Only lines holding the string "time" are wanted; copy each one from the material.

___ DATA ROWS

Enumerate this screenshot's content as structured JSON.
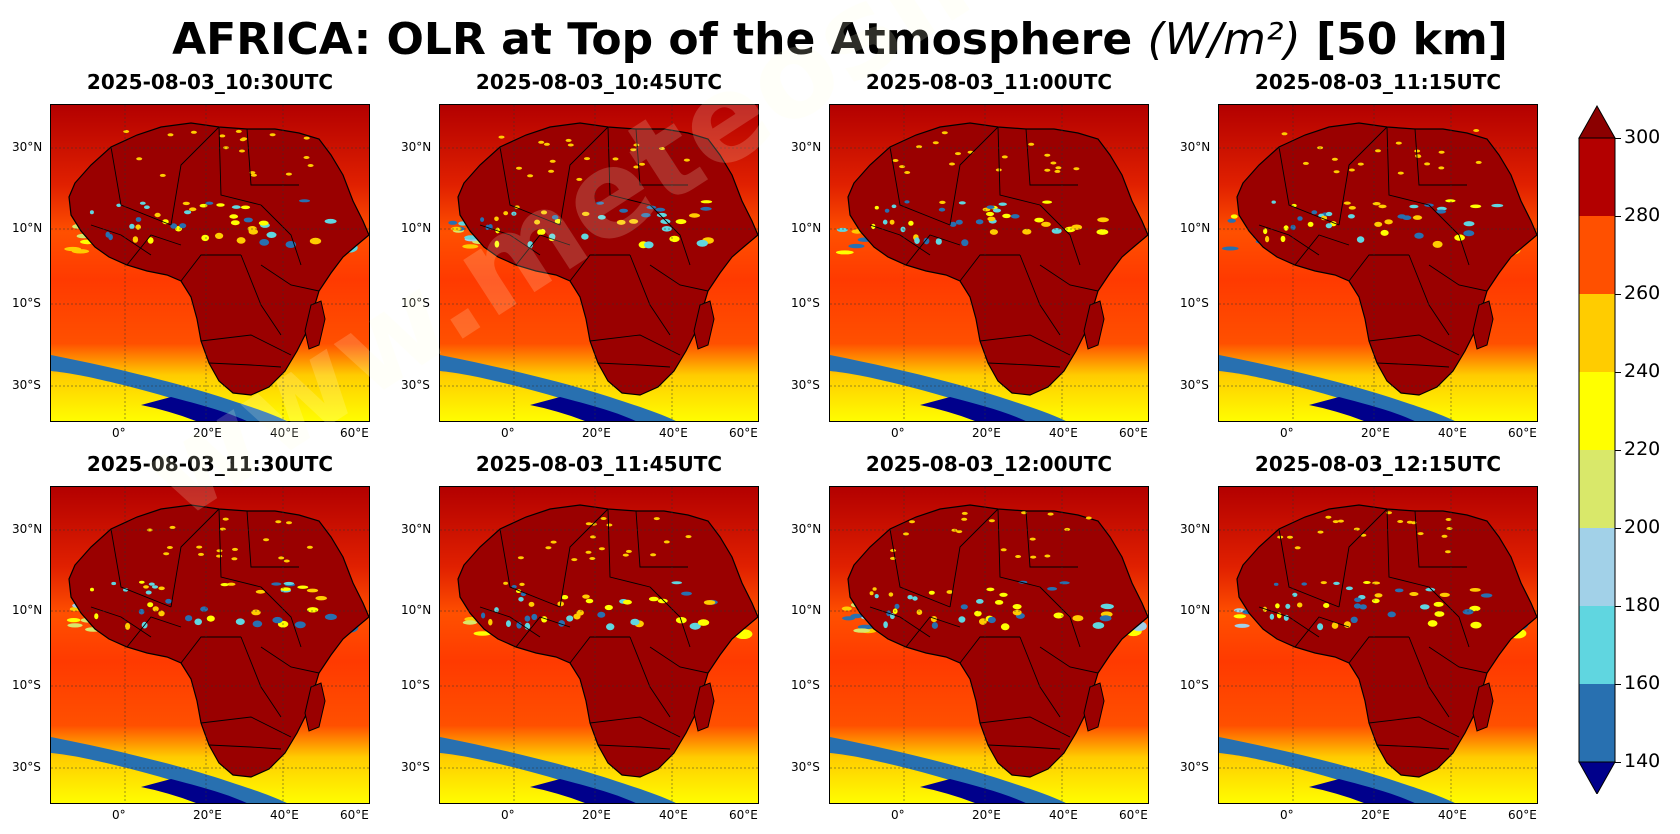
{
  "title": {
    "prefix": "AFRICA: OLR at Top of the Atmosphere ",
    "unit": "(W/m²)",
    "suffix": " [50 km]"
  },
  "watermark": "www.meteosimulation.com",
  "lat_labels": [
    "30°N",
    "10°N",
    "10°S",
    "30°S"
  ],
  "lon_labels": [
    "0°",
    "20°E",
    "40°E",
    "60°E"
  ],
  "panels": [
    {
      "time": "2025-08-03_10:30UTC"
    },
    {
      "time": "2025-08-03_10:45UTC"
    },
    {
      "time": "2025-08-03_11:00UTC"
    },
    {
      "time": "2025-08-03_11:15UTC"
    },
    {
      "time": "2025-08-03_11:30UTC"
    },
    {
      "time": "2025-08-03_11:45UTC"
    },
    {
      "time": "2025-08-03_12:00UTC"
    },
    {
      "time": "2025-08-03_12:15UTC"
    }
  ],
  "colorbar": {
    "ticks": [
      "300",
      "280",
      "260",
      "240",
      "220",
      "200",
      "180",
      "160",
      "140"
    ],
    "colors_top_to_bottom": [
      "#b30000",
      "#ff5000",
      "#ffcc00",
      "#ffff00",
      "#d9e86a",
      "#a2d1e8",
      "#60d6e0",
      "#2870b0"
    ],
    "extend_max_color": "#8b0000",
    "extend_min_color": "#00008b"
  }
}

______

WORKED SOLUTION:
      "time": "2025-08-03_10:30UTC"
      "time": "2025-08-03_10:45UTC"
      "time": "2025-08-03_11:00UTC"
      "time": "2025-08-03_11:15UTC"
      "time": "2025-08-03_11:30UTC"
      "time": "2025-08-03_11:45UTC"
      "time": "2025-08-03_12:00UTC"
      "time": "2025-08-03_12:15UTC"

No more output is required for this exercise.